Written request:
Report each line of the data that includes the word "date".

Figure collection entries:
[Begin]
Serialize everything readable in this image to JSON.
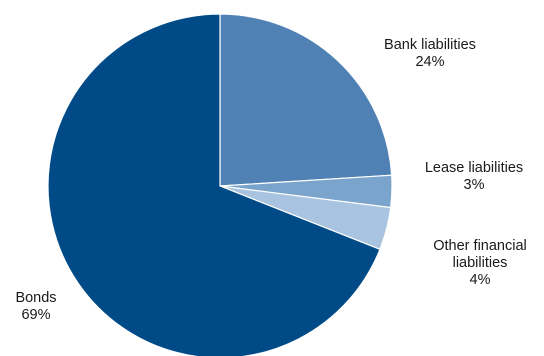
{
  "chart_data": {
    "type": "pie",
    "title": "",
    "slices": [
      {
        "label_lines": [
          "Bank liabilities"
        ],
        "value_label": "24%",
        "value": 24,
        "color": "#4f81b4"
      },
      {
        "label_lines": [
          "Lease liabilities"
        ],
        "value_label": "3%",
        "value": 3,
        "color": "#7aa4cc"
      },
      {
        "label_lines": [
          "Other financial",
          "liabilities"
        ],
        "value_label": "4%",
        "value": 4,
        "color": "#a8c4e0"
      },
      {
        "label_lines": [
          "Bonds"
        ],
        "value_label": "69%",
        "value": 69,
        "color": "#004a87"
      }
    ]
  }
}
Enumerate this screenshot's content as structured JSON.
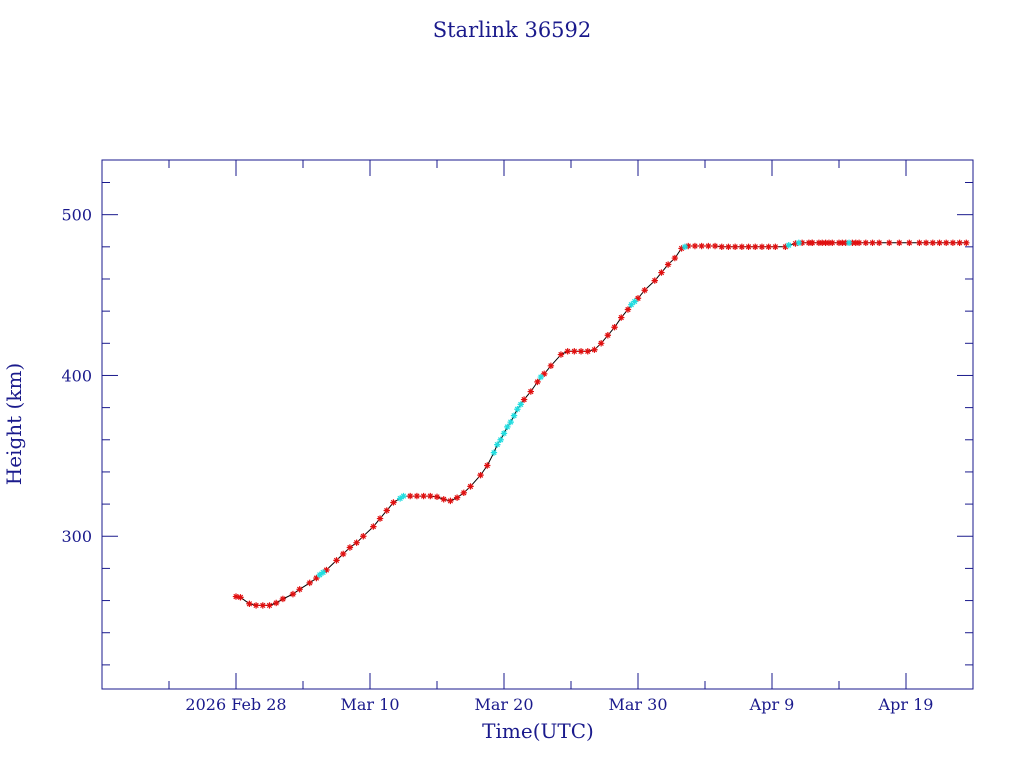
{
  "chart_data": {
    "type": "scatter",
    "title": "Starlink 36592",
    "xlabel": "Time(UTC)",
    "ylabel": "Height (km)",
    "x_axis": {
      "unit": "date",
      "range": [
        "2026-02-18",
        "2026-04-24"
      ],
      "tick_labels": [
        {
          "date": "2026-02-28",
          "label": "2026 Feb 28"
        },
        {
          "date": "2026-03-10",
          "label": "Mar 10"
        },
        {
          "date": "2026-03-20",
          "label": "Mar 20"
        },
        {
          "date": "2026-03-30",
          "label": "Mar 30"
        },
        {
          "date": "2026-04-09",
          "label": "Apr  9"
        },
        {
          "date": "2026-04-19",
          "label": "Apr 19"
        }
      ]
    },
    "y_axis": {
      "range": [
        205,
        534
      ],
      "major_ticks": [
        300,
        400,
        500
      ],
      "tick_labels": [
        "300",
        "400",
        "500"
      ],
      "minor_step": 20
    },
    "grid": false,
    "legend": "none",
    "colors": {
      "axis": "#1a1a8c",
      "line": "#000000",
      "red_marker": "#e01010",
      "cyan_marker": "#22dde0"
    },
    "series": [
      {
        "marker": "star",
        "color": "red",
        "points": [
          [
            "2026-02-28 00:00",
            262.5
          ],
          [
            "2026-02-28 08:00",
            262.0
          ],
          [
            "2026-02-29 00:00",
            258.0
          ],
          [
            "2026-03-01 12:00",
            257.0
          ],
          [
            "2026-03-02 00:00",
            257.0
          ],
          [
            "2026-03-02 12:00",
            257.0
          ],
          [
            "2026-03-03 00:00",
            258.5
          ],
          [
            "2026-03-03 12:00",
            261.0
          ],
          [
            "2026-03-04 06:00",
            264.0
          ],
          [
            "2026-03-04 18:00",
            267.0
          ],
          [
            "2026-03-05 12:00",
            271.0
          ],
          [
            "2026-03-06 00:00",
            274.0
          ],
          [
            "2026-03-06 18:00",
            279.0
          ],
          [
            "2026-03-07 12:00",
            285.0
          ],
          [
            "2026-03-08 00:00",
            289.0
          ],
          [
            "2026-03-08 12:00",
            293.0
          ],
          [
            "2026-03-09 00:00",
            296.0
          ],
          [
            "2026-03-09 12:00",
            300.0
          ],
          [
            "2026-03-10 06:00",
            306.0
          ],
          [
            "2026-03-10 18:00",
            311.0
          ],
          [
            "2026-03-11 06:00",
            316.0
          ],
          [
            "2026-03-11 18:00",
            321.0
          ],
          [
            "2026-03-13 00:00",
            325.0
          ],
          [
            "2026-03-13 12:00",
            325.0
          ],
          [
            "2026-03-14 00:00",
            325.0
          ],
          [
            "2026-03-14 12:00",
            325.0
          ],
          [
            "2026-03-15 00:00",
            324.5
          ],
          [
            "2026-03-15 12:00",
            323.0
          ],
          [
            "2026-03-16 00:00",
            322.0
          ],
          [
            "2026-03-16 12:00",
            324.0
          ],
          [
            "2026-03-17 00:00",
            327.0
          ],
          [
            "2026-03-17 12:00",
            331.0
          ],
          [
            "2026-03-18 06:00",
            338.0
          ],
          [
            "2026-03-18 18:00",
            344.0
          ],
          [
            "2026-03-21 12:00",
            385.0
          ],
          [
            "2026-03-22 00:00",
            390.0
          ],
          [
            "2026-03-22 12:00",
            396.0
          ],
          [
            "2026-03-23 00:00",
            401.0
          ],
          [
            "2026-03-23 12:00",
            406.0
          ],
          [
            "2026-03-24 06:00",
            413.0
          ],
          [
            "2026-03-24 18:00",
            415.0
          ],
          [
            "2026-03-25 06:00",
            415.0
          ],
          [
            "2026-03-25 18:00",
            415.0
          ],
          [
            "2026-03-26 06:00",
            415.0
          ],
          [
            "2026-03-26 18:00",
            416.0
          ],
          [
            "2026-03-27 06:00",
            420.0
          ],
          [
            "2026-03-27 18:00",
            425.0
          ],
          [
            "2026-03-28 06:00",
            430.0
          ],
          [
            "2026-03-28 18:00",
            436.0
          ],
          [
            "2026-03-29 06:00",
            441.0
          ],
          [
            "2026-03-30 00:00",
            448.0
          ],
          [
            "2026-03-30 12:00",
            453.0
          ],
          [
            "2026-03-31 06:00",
            459.0
          ],
          [
            "2026-03-31 18:00",
            464.0
          ],
          [
            "2026-04-01 06:00",
            469.0
          ],
          [
            "2026-04-01 18:00",
            473.0
          ],
          [
            "2026-04-02 06:00",
            479.0
          ],
          [
            "2026-04-02 18:00",
            480.5
          ],
          [
            "2026-04-03 06:00",
            480.5
          ],
          [
            "2026-04-03 18:00",
            480.5
          ],
          [
            "2026-04-04 06:00",
            480.5
          ],
          [
            "2026-04-04 18:00",
            480.5
          ],
          [
            "2026-04-05 06:00",
            480.0
          ],
          [
            "2026-04-05 18:00",
            480.0
          ],
          [
            "2026-04-06 06:00",
            480.0
          ],
          [
            "2026-04-06 18:00",
            480.0
          ],
          [
            "2026-04-07 06:00",
            480.0
          ],
          [
            "2026-04-07 18:00",
            480.0
          ],
          [
            "2026-04-08 06:00",
            480.0
          ],
          [
            "2026-04-08 18:00",
            480.0
          ],
          [
            "2026-04-09 06:00",
            480.0
          ],
          [
            "2026-04-10 00:00",
            480.0
          ],
          [
            "2026-04-10 18:00",
            482.0
          ],
          [
            "2026-04-12 00:00",
            482.5
          ],
          [
            "2026-04-12 12:00",
            482.5
          ],
          [
            "2026-04-13 00:00",
            482.5
          ],
          [
            "2026-04-13 12:00",
            482.5
          ],
          [
            "2026-04-14 06:00",
            482.5
          ],
          [
            "2026-04-15 00:00",
            482.5
          ],
          [
            "2026-04-15 12:00",
            482.5
          ],
          [
            "2026-04-16 00:00",
            482.5
          ],
          [
            "2026-04-16 12:00",
            482.5
          ],
          [
            "2026-04-17 00:00",
            482.5
          ],
          [
            "2026-04-17 18:00",
            482.5
          ],
          [
            "2026-04-18 12:00",
            482.5
          ],
          [
            "2026-04-19 06:00",
            482.5
          ],
          [
            "2026-04-20 00:00",
            482.5
          ],
          [
            "2026-04-20 12:00",
            482.5
          ],
          [
            "2026-04-21 00:00",
            482.5
          ],
          [
            "2026-04-21 12:00",
            482.5
          ],
          [
            "2026-04-22 00:00",
            482.5
          ],
          [
            "2026-04-22 12:00",
            482.5
          ],
          [
            "2026-04-23 00:00",
            482.5
          ],
          [
            "2026-04-23 12:00",
            482.5
          ],
          [
            "2026-04-12 00:00",
            482.5
          ],
          [
            "2026-04-12 18:00",
            482.5
          ],
          [
            "2026-04-13 06:00",
            482.5
          ],
          [
            "2026-04-14 00:00",
            482.5
          ],
          [
            "2026-04-14 12:00",
            482.5
          ],
          [
            "2026-04-15 06:00",
            482.5
          ],
          [
            "2026-04-11 06:00",
            482.5
          ],
          [
            "2026-04-11 18:00",
            482.5
          ]
        ]
      },
      {
        "marker": "star",
        "color": "cyan",
        "points": [
          [
            "2026-03-06 06:00",
            276.0
          ],
          [
            "2026-03-06 12:00",
            277.5
          ],
          [
            "2026-03-12 06:00",
            323.5
          ],
          [
            "2026-03-12 12:00",
            325.0
          ],
          [
            "2026-03-19 06:00",
            352.0
          ],
          [
            "2026-03-19 12:00",
            357.0
          ],
          [
            "2026-03-19 18:00",
            360.0
          ],
          [
            "2026-03-20 00:00",
            364.0
          ],
          [
            "2026-03-20 06:00",
            368.0
          ],
          [
            "2026-03-20 12:00",
            371.0
          ],
          [
            "2026-03-20 18:00",
            375.0
          ],
          [
            "2026-03-21 00:00",
            379.0
          ],
          [
            "2026-03-21 06:00",
            382.0
          ],
          [
            "2026-03-22 18:00",
            399.0
          ],
          [
            "2026-03-29 12:00",
            444.0
          ],
          [
            "2026-03-29 18:00",
            446.0
          ],
          [
            "2026-04-02 12:00",
            480.0
          ],
          [
            "2026-04-10 06:00",
            481.0
          ],
          [
            "2026-04-11 00:00",
            482.5
          ],
          [
            "2026-04-14 18:00",
            482.5
          ]
        ]
      }
    ]
  }
}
[End]
Task response:
      "unit": "date",
          "date": "2026-02-28",
          "date": "2026-03-10",
          "date": "2026-03-20",
          "date": "2026-03-30",
          "date": "2026-04-09",
          "date": "2026-04-19",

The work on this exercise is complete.